** start **

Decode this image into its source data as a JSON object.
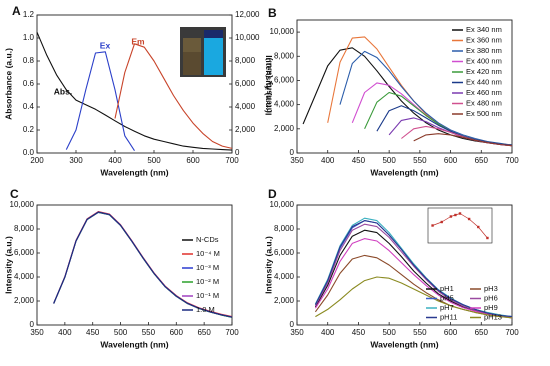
{
  "chart_data": [
    {
      "type": "line",
      "label": "A",
      "xlabel": "Wavelength (nm)",
      "ylabel": "Absorbance (a.u.)",
      "y2label": "Intensity (a.u.)",
      "legend": "none",
      "x": [
        200,
        225,
        250,
        275,
        300,
        325,
        350,
        375,
        400,
        425,
        450,
        475,
        500,
        525,
        550,
        575,
        600,
        625,
        650,
        675,
        700
      ],
      "xlim": [
        200,
        700
      ],
      "xticks": [
        200,
        300,
        400,
        500,
        600,
        700
      ],
      "ylim": [
        0,
        1.2
      ],
      "yticks": [
        {
          "value": 0,
          "label": "0.0"
        },
        0.2,
        0.4,
        0.6,
        0.8,
        {
          "value": 1,
          "label": "1.0"
        },
        1.2
      ],
      "y2lim": [
        0,
        12000
      ],
      "y2ticks": [
        0,
        {
          "value": 2000,
          "label": "2,000"
        },
        {
          "value": 4000,
          "label": "4,000"
        },
        {
          "value": 6000,
          "label": "6,000"
        },
        {
          "value": 8000,
          "label": "8,000"
        },
        {
          "value": 10000,
          "label": "10,000"
        },
        {
          "value": 12000,
          "label": "12,000"
        }
      ],
      "series": [
        {
          "name": "Abs.",
          "color": "#111111",
          "values": [
            1.05,
            0.85,
            0.68,
            0.55,
            0.46,
            0.42,
            0.38,
            0.33,
            0.28,
            0.23,
            0.19,
            0.15,
            0.12,
            0.1,
            0.08,
            0.06,
            0.05,
            0.04,
            0.035,
            0.03,
            0.025
          ]
        },
        {
          "name": "Ex",
          "color": "#2b3fc9",
          "axis": "y2",
          "values": [
            null,
            null,
            null,
            300,
            2000,
            5500,
            8700,
            8800,
            5500,
            1500,
            200,
            null,
            null,
            null,
            null,
            null,
            null,
            null,
            null,
            null,
            null
          ]
        },
        {
          "name": "Em",
          "color": "#c8442a",
          "axis": "y2",
          "values": [
            null,
            null,
            null,
            null,
            null,
            null,
            null,
            null,
            3000,
            7000,
            9500,
            9200,
            8000,
            6500,
            5000,
            3700,
            2600,
            1700,
            1000,
            600,
            400
          ]
        }
      ]
    },
    {
      "type": "line",
      "label": "B",
      "xlabel": "Wavelength (nm)",
      "ylabel": "Intensity (a.u.)",
      "legend": "upper right",
      "x": [
        360,
        380,
        400,
        420,
        440,
        460,
        480,
        500,
        520,
        540,
        560,
        580,
        600,
        620,
        640,
        660,
        680,
        700
      ],
      "xlim": [
        350,
        700
      ],
      "xticks": [
        350,
        400,
        450,
        500,
        550,
        600,
        650,
        700
      ],
      "ylim": [
        0,
        11000
      ],
      "yticks": [
        0,
        {
          "value": 2000,
          "label": "2,000"
        },
        {
          "value": 4000,
          "label": "4,000"
        },
        {
          "value": 6000,
          "label": "6,000"
        },
        {
          "value": 8000,
          "label": "8,000"
        },
        {
          "value": 10000,
          "label": "10,000"
        }
      ],
      "series": [
        {
          "name": "Ex 340 nm",
          "color": "#111111",
          "values": [
            2400,
            4800,
            7200,
            8500,
            8700,
            8000,
            6800,
            5500,
            4300,
            3300,
            2500,
            1900,
            1500,
            1200,
            1000,
            850,
            700,
            600
          ]
        },
        {
          "name": "Ex 360 nm",
          "color": "#e8763a",
          "values": [
            null,
            null,
            2500,
            7500,
            9500,
            9600,
            8600,
            7100,
            5600,
            4300,
            3200,
            2400,
            1800,
            1400,
            1100,
            900,
            750,
            650
          ]
        },
        {
          "name": "Ex 380 nm",
          "color": "#2a5caa",
          "values": [
            null,
            null,
            null,
            4000,
            7400,
            8400,
            7900,
            6800,
            5500,
            4300,
            3300,
            2500,
            1900,
            1500,
            1200,
            950,
            800,
            650
          ]
        },
        {
          "name": "Ex 400 nm",
          "color": "#d04ed0",
          "values": [
            null,
            null,
            null,
            null,
            2500,
            5000,
            5800,
            5600,
            4900,
            4000,
            3100,
            2400,
            1800,
            1400,
            1100,
            900,
            750,
            650
          ]
        },
        {
          "name": "Ex 420 nm",
          "color": "#3a9a3a",
          "values": [
            null,
            null,
            null,
            null,
            null,
            2000,
            4200,
            5000,
            4700,
            3900,
            3100,
            2400,
            1800,
            1400,
            1100,
            900,
            750,
            650
          ]
        },
        {
          "name": "Ex 440 nm",
          "color": "#1a3a8a",
          "values": [
            null,
            null,
            null,
            null,
            null,
            null,
            1800,
            3500,
            3900,
            3500,
            2900,
            2300,
            1800,
            1400,
            1100,
            900,
            750,
            650
          ]
        },
        {
          "name": "Ex 460 nm",
          "color": "#7a3ab0",
          "values": [
            null,
            null,
            null,
            null,
            null,
            null,
            null,
            1500,
            2700,
            2900,
            2600,
            2100,
            1700,
            1300,
            1050,
            850,
            700,
            600
          ]
        },
        {
          "name": "Ex 480 nm",
          "color": "#d0508f",
          "values": [
            null,
            null,
            null,
            null,
            null,
            null,
            null,
            null,
            1200,
            2000,
            2200,
            2000,
            1700,
            1350,
            1050,
            850,
            700,
            600
          ]
        },
        {
          "name": "Ex 500 nm",
          "color": "#8a3a2a",
          "values": [
            null,
            null,
            null,
            null,
            null,
            null,
            null,
            null,
            null,
            1000,
            1500,
            1600,
            1500,
            1300,
            1050,
            850,
            700,
            600
          ]
        }
      ]
    },
    {
      "type": "line",
      "label": "C",
      "xlabel": "Wavelength (nm)",
      "ylabel": "Intensity (a.u.)",
      "legend": "right",
      "x": [
        380,
        400,
        420,
        440,
        460,
        480,
        500,
        520,
        540,
        560,
        580,
        600,
        620,
        640,
        660,
        680,
        700
      ],
      "xlim": [
        350,
        700
      ],
      "xticks": [
        350,
        400,
        450,
        500,
        550,
        600,
        650,
        700
      ],
      "ylim": [
        0,
        10000
      ],
      "yticks": [
        0,
        {
          "value": 2000,
          "label": "2,000"
        },
        {
          "value": 4000,
          "label": "4,000"
        },
        {
          "value": 6000,
          "label": "6,000"
        },
        {
          "value": 8000,
          "label": "8,000"
        },
        {
          "value": 10000,
          "label": "10,000"
        }
      ],
      "series": [
        {
          "name": "N-CDs",
          "color": "#111111",
          "values": [
            1800,
            4000,
            7000,
            8800,
            9400,
            9200,
            8300,
            7000,
            5600,
            4300,
            3200,
            2400,
            1800,
            1400,
            1100,
            850,
            650
          ]
        },
        {
          "name": "10⁻⁴ M",
          "color": "#e0302a",
          "values": [
            1800,
            4050,
            7050,
            8850,
            9450,
            9250,
            8350,
            7050,
            5650,
            4350,
            3250,
            2450,
            1850,
            1450,
            1150,
            900,
            700
          ]
        },
        {
          "name": "10⁻³ M",
          "color": "#2a3ad0",
          "values": [
            1780,
            3980,
            6980,
            8780,
            9380,
            9180,
            8280,
            6980,
            5580,
            4280,
            3180,
            2380,
            1780,
            1380,
            1080,
            840,
            640
          ]
        },
        {
          "name": "10⁻² M",
          "color": "#2aa02a",
          "values": [
            1790,
            3990,
            6990,
            8790,
            9390,
            9190,
            8290,
            6990,
            5590,
            4290,
            3190,
            2390,
            1790,
            1390,
            1090,
            845,
            645
          ]
        },
        {
          "name": "10⁻¹ M",
          "color": "#a040c0",
          "values": [
            1810,
            4020,
            7020,
            8820,
            9420,
            9220,
            8320,
            7020,
            5620,
            4320,
            3220,
            2420,
            1820,
            1420,
            1120,
            870,
            670
          ]
        },
        {
          "name": "1.0 M",
          "color": "#1a2a80",
          "values": [
            1800,
            4010,
            7010,
            8810,
            9410,
            9210,
            8310,
            7010,
            5610,
            4310,
            3210,
            2410,
            1810,
            1410,
            1110,
            860,
            660
          ]
        }
      ]
    },
    {
      "type": "line",
      "label": "D",
      "xlabel": "Wavelength (nm)",
      "ylabel": "Intensity (a.u.)",
      "legend": "lower right",
      "x": [
        380,
        400,
        420,
        440,
        460,
        480,
        500,
        520,
        540,
        560,
        580,
        600,
        620,
        640,
        660,
        680,
        700
      ],
      "xlim": [
        350,
        700
      ],
      "xticks": [
        350,
        400,
        450,
        500,
        550,
        600,
        650,
        700
      ],
      "ylim": [
        0,
        10000
      ],
      "yticks": [
        0,
        {
          "value": 2000,
          "label": "2,000"
        },
        {
          "value": 4000,
          "label": "4,000"
        },
        {
          "value": 6000,
          "label": "6,000"
        },
        {
          "value": 8000,
          "label": "8,000"
        },
        {
          "value": 10000,
          "label": "10,000"
        }
      ],
      "series": [
        {
          "name": "pH1",
          "color": "#111111",
          "values": [
            1500,
            3300,
            5800,
            7400,
            7900,
            7700,
            6800,
            5700,
            4500,
            3500,
            2600,
            2000,
            1500,
            1200,
            950,
            750,
            650
          ]
        },
        {
          "name": "pH3",
          "color": "#8b4a2a",
          "values": [
            1100,
            2500,
            4300,
            5500,
            5800,
            5600,
            5000,
            4200,
            3400,
            2700,
            2100,
            1600,
            1300,
            1050,
            850,
            700,
            600
          ]
        },
        {
          "name": "pH5",
          "color": "#3a5ac8",
          "values": [
            1700,
            3700,
            6400,
            8100,
            8700,
            8500,
            7500,
            6300,
            5000,
            3900,
            2900,
            2200,
            1700,
            1300,
            1000,
            800,
            700
          ]
        },
        {
          "name": "pH6",
          "color": "#9a4aa0",
          "values": [
            1600,
            3500,
            6200,
            7900,
            8400,
            8200,
            7300,
            6100,
            4900,
            3800,
            2800,
            2100,
            1600,
            1250,
            1000,
            800,
            650
          ]
        },
        {
          "name": "pH7",
          "color": "#3ab0c0",
          "values": [
            1750,
            3800,
            6600,
            8300,
            8900,
            8700,
            7700,
            6400,
            5100,
            3950,
            2950,
            2250,
            1700,
            1300,
            1050,
            850,
            700
          ]
        },
        {
          "name": "pH9",
          "color": "#d040c0",
          "values": [
            1400,
            3000,
            5300,
            6800,
            7200,
            7000,
            6200,
            5200,
            4200,
            3300,
            2500,
            1900,
            1450,
            1150,
            900,
            750,
            600
          ]
        },
        {
          "name": "pH11",
          "color": "#2a3a90",
          "values": [
            1700,
            3700,
            6500,
            8200,
            8700,
            8500,
            7500,
            6300,
            5000,
            3900,
            2900,
            2200,
            1700,
            1300,
            1000,
            800,
            700
          ]
        },
        {
          "name": "pH13",
          "color": "#8a8a20",
          "values": [
            700,
            1300,
            2100,
            3000,
            3700,
            4000,
            3900,
            3500,
            3000,
            2500,
            2000,
            1600,
            1300,
            1050,
            850,
            700,
            600
          ]
        }
      ]
    },
    {
      "type": "line",
      "markers": true,
      "legend": "none",
      "x": [
        1,
        3,
        5,
        6,
        7,
        9,
        11,
        13
      ],
      "xlim": [
        0,
        14
      ],
      "ylim": [
        3000,
        10000
      ],
      "series": [
        {
          "color": "#c0302a",
          "values": [
            6500,
            7200,
            8300,
            8600,
            8900,
            7800,
            6200,
            4000
          ]
        }
      ]
    }
  ]
}
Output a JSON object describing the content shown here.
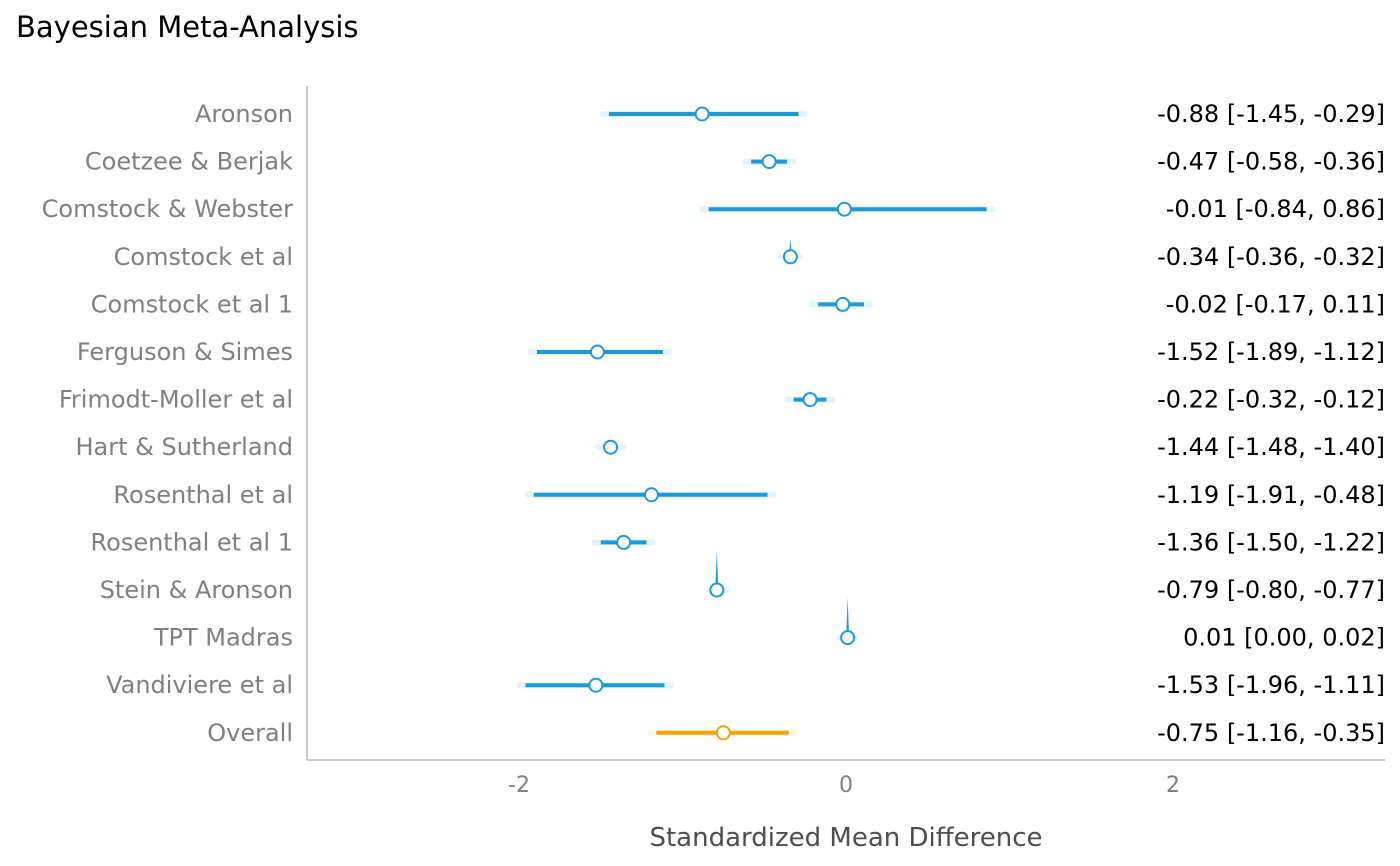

** end **

_Exercise requirements:_ Identify the lines in the entries above that contain "right", then copy them out.

_Output below:_
      "legend": "upper right",
      "legend": "right",
      "legend": "lower right",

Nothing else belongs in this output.